§ **WHAT YOU SHOULD DO**
Copy every line from the material below that holds "value".

§ **DATA EXTRACT**
** START **
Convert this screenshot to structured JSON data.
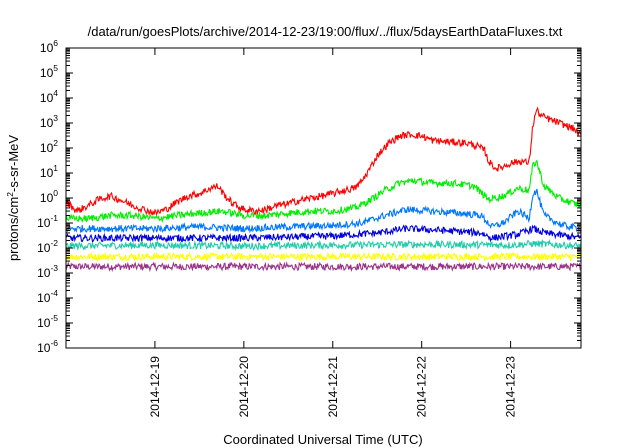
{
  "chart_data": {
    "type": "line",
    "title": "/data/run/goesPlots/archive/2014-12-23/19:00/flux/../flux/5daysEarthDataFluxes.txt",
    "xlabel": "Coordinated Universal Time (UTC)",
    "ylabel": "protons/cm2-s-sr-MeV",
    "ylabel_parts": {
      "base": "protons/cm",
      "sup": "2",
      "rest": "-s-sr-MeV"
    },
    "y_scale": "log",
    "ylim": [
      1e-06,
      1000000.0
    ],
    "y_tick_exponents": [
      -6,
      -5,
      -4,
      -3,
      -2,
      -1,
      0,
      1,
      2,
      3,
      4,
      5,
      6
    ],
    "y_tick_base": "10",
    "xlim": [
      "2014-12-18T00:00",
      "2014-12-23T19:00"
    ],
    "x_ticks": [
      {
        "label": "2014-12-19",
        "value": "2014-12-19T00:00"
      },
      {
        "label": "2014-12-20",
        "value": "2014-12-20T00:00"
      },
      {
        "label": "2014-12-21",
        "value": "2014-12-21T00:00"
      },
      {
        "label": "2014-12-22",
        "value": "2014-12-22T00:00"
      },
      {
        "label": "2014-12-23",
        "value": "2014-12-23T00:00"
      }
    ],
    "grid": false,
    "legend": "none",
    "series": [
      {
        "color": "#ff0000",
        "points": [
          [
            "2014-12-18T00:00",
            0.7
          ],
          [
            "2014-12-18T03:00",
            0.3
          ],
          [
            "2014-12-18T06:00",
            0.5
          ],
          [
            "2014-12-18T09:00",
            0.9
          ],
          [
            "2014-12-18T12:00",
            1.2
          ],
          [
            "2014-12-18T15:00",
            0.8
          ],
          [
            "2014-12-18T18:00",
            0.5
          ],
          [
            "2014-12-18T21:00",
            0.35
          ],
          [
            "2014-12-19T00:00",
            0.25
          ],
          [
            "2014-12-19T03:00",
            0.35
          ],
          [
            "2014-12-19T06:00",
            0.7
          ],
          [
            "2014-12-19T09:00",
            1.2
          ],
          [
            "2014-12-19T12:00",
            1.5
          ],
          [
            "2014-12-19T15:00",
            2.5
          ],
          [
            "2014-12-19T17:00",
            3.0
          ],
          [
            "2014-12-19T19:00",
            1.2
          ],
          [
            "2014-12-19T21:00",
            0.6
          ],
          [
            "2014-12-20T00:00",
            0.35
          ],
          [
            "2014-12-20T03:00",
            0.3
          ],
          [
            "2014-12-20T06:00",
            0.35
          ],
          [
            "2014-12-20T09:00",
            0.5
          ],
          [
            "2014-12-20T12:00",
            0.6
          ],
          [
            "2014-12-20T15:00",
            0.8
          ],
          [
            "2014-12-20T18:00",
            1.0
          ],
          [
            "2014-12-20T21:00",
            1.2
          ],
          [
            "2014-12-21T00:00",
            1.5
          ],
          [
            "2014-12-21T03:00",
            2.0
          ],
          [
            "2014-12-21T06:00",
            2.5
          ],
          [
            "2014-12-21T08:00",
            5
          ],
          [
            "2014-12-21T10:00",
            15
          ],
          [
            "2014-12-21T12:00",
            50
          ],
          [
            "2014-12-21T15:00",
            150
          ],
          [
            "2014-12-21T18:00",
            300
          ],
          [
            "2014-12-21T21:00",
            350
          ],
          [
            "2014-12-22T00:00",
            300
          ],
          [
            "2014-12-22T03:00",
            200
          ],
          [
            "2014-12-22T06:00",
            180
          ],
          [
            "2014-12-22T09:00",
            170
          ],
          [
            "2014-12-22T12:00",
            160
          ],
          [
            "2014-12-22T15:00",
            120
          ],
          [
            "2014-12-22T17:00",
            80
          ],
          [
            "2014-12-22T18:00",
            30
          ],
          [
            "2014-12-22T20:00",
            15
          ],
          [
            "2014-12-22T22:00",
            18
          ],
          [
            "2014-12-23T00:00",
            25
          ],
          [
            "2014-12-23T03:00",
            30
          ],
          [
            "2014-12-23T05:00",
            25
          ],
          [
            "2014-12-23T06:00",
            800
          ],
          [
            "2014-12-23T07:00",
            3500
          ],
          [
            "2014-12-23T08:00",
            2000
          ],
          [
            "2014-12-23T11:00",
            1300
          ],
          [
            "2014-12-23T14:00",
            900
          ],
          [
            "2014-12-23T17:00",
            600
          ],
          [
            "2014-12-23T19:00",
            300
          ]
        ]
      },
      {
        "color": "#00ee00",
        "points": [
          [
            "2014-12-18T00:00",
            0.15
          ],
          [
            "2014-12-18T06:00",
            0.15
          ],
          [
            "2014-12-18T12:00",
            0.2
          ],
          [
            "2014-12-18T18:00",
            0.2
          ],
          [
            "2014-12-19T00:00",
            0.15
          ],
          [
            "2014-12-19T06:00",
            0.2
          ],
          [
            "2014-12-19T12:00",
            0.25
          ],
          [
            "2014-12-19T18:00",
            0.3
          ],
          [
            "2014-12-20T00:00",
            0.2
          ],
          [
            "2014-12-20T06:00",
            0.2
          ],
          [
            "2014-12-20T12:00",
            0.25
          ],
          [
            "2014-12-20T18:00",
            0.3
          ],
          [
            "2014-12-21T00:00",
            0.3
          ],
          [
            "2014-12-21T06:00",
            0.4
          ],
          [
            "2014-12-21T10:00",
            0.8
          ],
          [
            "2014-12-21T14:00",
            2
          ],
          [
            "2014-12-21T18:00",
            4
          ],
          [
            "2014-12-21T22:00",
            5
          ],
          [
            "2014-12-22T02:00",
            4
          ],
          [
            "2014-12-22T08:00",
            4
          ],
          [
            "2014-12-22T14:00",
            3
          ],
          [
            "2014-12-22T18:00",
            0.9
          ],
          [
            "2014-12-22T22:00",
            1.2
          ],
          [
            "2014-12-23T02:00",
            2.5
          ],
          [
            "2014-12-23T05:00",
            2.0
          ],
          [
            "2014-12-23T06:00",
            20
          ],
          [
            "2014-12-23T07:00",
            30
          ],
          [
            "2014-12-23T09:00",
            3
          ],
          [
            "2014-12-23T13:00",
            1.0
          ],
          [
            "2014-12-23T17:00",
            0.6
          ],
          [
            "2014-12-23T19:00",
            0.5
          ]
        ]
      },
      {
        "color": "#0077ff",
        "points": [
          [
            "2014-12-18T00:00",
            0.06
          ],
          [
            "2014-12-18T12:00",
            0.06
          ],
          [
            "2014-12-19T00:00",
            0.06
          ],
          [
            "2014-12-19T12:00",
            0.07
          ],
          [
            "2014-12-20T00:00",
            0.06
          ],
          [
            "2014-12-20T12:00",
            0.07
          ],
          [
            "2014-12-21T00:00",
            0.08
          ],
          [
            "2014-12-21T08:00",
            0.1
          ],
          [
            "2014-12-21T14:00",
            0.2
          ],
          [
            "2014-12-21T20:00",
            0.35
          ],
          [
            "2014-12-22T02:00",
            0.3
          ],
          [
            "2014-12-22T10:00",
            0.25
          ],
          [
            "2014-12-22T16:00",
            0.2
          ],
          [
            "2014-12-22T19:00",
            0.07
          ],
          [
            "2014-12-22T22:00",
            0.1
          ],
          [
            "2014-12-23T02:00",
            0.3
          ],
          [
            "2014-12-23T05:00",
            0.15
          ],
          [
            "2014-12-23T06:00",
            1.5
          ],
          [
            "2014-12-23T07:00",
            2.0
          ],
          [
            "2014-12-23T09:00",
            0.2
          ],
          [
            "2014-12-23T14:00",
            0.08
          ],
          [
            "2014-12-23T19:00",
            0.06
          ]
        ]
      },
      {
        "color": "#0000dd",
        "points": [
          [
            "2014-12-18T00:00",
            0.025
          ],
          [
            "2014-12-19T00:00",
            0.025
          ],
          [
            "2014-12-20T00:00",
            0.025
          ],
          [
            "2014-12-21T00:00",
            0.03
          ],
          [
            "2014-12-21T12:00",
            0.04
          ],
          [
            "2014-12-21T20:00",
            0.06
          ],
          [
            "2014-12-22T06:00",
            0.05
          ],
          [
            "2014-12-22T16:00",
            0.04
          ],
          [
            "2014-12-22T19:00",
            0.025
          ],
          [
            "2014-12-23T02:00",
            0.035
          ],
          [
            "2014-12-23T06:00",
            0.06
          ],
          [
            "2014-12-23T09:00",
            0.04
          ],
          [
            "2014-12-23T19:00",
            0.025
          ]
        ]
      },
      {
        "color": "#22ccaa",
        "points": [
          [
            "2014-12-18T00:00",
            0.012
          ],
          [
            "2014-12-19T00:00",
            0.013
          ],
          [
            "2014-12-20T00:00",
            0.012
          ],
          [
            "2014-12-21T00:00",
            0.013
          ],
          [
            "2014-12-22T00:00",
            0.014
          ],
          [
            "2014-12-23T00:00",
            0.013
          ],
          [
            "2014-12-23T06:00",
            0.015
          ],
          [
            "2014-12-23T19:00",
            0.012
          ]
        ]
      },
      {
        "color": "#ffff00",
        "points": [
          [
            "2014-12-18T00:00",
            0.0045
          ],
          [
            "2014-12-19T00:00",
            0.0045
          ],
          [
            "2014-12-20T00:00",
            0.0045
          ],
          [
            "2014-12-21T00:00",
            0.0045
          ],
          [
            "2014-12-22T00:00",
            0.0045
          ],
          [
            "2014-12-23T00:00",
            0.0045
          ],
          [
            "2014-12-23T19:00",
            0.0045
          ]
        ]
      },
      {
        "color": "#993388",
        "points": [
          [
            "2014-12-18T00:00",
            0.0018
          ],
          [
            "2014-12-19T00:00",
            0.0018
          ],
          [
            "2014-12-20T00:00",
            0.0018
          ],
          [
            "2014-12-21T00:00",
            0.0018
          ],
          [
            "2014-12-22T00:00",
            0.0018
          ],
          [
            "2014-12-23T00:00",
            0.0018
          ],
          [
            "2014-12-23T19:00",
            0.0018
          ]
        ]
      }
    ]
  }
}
** END **
§ **CORRECT ANSWER**
        "value": "2014-12-19T00:00"
        "value": "2014-12-20T00:00"
        "value": "2014-12-21T00:00"
        "value": "2014-12-22T00:00"
        "value": "2014-12-23T00:00"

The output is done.